FRAGMENTO SELECCIONADO:
>>>>>
Decía Churchill, el gran padre natural de los aforismos de trascendencia política, que “los Balcanes producen más historia de la que pueden consumir”; y aunque quizá ni él mismo lo supiera, incluía a los Balcanes ultraoccidentales, esto es, la Península Ibérica. En España, más que en Portugal, vivimos obsesionados con reescribir nuestra propia historia, cambiando oportunamente principios o finales.
Esa pretensión viene viciada de origen porque supone la inexistencia de nuevos modelos, nuevas alternativas, nuevos conceptos adaptadas a los nuevos tiempos. La idea fetiche consiste en volver al pasado para cambiar el presente. Pero eso, en realidad, resulta escasamente práctico más allá de las ocasionales polvaredas en redes sociales o las charlas en torno a unas cervezas.
Un ejemplo actualizado: el cuestionamiento de la monarquía como modelo político caduco. Y, sobre todo, la reivindicación de la república como actitud progresista, como si viviéramos en 1931 -no ya en 1933 o 1934, claro está. O incluso a mediados del siglo XIX, en tiempos de Mazzini, cuando ser republicano en una Europa casi íntegramente monárquica equivalía a ser un revolucionario.
En nuestros días, las cosas han cambiado radicalmente. Europa es mayoritariamente republicana, con sólo diez monarquías, incluyendo aquí a Luxemburgo, Mónaco y Andorra. Lo cual supone que en el actual contexto histórico, los militantes del Frente Nacional Francés (actual Rassemblement National) son republicanos a machamartillo. Y también la ultraderecha flamenca, tanto la N-VA como los neofascistas de Vlaams Belang: todos republicanos contra la monarquía belga. Lo mismo sucede con la Liga Norte o Allianz für Deutschland. Republicana es la Hungría iliberal de Orban, un régimen autoritario instalado en el centro de la UE. Y fuera de las fronteras europeas, todos los caudillos populistas y ultras son republicanos, desde Duterte a Bolsonaro, de Erdogan a Modi o Bukele.
Volviendo a Europa, nos encontramos con que seis principales monarquías se corresponden con los países de mayor renta per cápita y estabilidad política del viejo continente: Bélgica, Holanda, Dinamarca, Noruega, Suecia y Gran Bretaña. Así que el manido recurso a argumentar que la idea de un rey hereditario está caduca “en pleno siglo XXI” parece provenir de indigestiones de historia propia y dieta rigurosa de los necesarios referentes de nuestro entorno próximo.
<<<<<
EXTRACTO DE DATOS:
>>>>>
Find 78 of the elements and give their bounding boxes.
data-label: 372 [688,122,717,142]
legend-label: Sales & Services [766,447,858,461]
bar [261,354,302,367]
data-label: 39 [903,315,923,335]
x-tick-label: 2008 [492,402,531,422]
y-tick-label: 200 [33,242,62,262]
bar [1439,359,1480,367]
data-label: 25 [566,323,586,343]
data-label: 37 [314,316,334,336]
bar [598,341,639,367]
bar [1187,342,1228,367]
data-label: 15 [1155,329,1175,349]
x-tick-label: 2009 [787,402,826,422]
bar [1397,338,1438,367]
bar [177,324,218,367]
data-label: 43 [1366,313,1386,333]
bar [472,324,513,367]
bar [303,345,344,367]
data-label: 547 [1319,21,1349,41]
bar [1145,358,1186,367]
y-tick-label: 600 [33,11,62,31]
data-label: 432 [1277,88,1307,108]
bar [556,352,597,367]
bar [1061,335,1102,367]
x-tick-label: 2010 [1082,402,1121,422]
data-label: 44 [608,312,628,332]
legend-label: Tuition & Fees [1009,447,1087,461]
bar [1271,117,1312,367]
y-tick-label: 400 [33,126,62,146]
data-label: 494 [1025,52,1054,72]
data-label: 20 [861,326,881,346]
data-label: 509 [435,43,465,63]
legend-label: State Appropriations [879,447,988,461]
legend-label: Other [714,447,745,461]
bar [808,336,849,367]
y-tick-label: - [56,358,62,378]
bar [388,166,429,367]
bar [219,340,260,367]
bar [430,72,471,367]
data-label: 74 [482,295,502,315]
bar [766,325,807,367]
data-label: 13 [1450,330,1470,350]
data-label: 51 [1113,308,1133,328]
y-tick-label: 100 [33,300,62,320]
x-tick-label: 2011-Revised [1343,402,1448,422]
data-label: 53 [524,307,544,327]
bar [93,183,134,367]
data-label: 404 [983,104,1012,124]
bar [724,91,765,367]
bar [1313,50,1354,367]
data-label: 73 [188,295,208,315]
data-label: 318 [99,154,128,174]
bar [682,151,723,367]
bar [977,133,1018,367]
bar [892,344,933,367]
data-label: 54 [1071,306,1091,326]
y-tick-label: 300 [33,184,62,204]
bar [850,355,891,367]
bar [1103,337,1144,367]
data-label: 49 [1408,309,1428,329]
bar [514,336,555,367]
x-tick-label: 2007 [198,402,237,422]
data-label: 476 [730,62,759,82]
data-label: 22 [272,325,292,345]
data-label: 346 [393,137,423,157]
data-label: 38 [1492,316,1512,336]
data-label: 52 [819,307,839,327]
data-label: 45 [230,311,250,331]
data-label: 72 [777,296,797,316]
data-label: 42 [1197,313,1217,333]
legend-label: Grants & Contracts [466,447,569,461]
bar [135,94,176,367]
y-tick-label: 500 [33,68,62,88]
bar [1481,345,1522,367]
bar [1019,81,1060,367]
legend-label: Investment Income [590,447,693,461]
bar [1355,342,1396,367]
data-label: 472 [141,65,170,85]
<<<<<
EJERCICIO A: Transcribe del texto sobre la monarquía el pasaje que va desde "Volviendo a Europa, nos" hasta "nuestro entorno próximo.".
EJERCICIO B: Resume en dos oraciones el texto sobre la monarquía.
EJERCICIO C: Continúa el texto sobre la monarquía a partir de su última oración.

RESPUESTA ESCRITA A:
Volviendo a Europa, nos encontramos con que seis principales monarquías se corresponden con los países de mayor renta per cápita y estabilidad política del viejo continente: Bélgica, Holanda, Dinamarca, Noruega, Suecia y Gran Bretaña. Así que el manido recurso a argumentar que la idea de un rey hereditario está caduca “en pleno siglo XXI” parece provenir de indigestiones de historia propia y dieta rigurosa de los necesarios referentes de nuestro entorno próximo.

RESPUESTA ESCRITA B: El texto sostiene que en España se vive obsesionado con reescribir la propia historia, y pone como ejemplo la reivindicación de la república como actitud progresista, como si se viviera en 1931. Señala que hoy Europa es mayoritariamente republicana, que la ultraderecha europea y los caudillos populistas son republicanos, y que las seis principales monarquías europeas corresponden a los países de mayor renta per cápita y estabilidad política.

RESPUESTA ESCRITA C:
Y esto viene de antiguo. La idea federal tuvo su gran momento en Europa durante los años centrales del siglo XIX. Pero para cuando se proclama la Primera República, federal, en España, en 1873, se llegaba tarde: hacía ya dos años que Bismarck había impuesto el modelo de estado nación y nacionalista, centralizado en el continente. Algo parecido había sucedido en los Estados Unidos, donde la derrota de la Confederación en 1865 liquidó de facto la idea de que los Estados miembros podrían retirarse a voluntad. Triunfando así la idea de que los EEUU eran un estado nacional, compuesto por un pueblo irrevocablemente unido.
Aquí, la idea de república parece haber quedado vinculada a un avance social y político que sí era posible en la España de los años treinta del siglo pasado, pero que nueve décadas más tarde no queda claro qué ventajas traería ni cómo podría implementarse en un país que forma parte de la Unión Europea; lo cual implica que una parte sustancial de la calidad de su ordenamiento jurídico-político, no digamos de su economía, depende de Bruselas por activa o por pasiva.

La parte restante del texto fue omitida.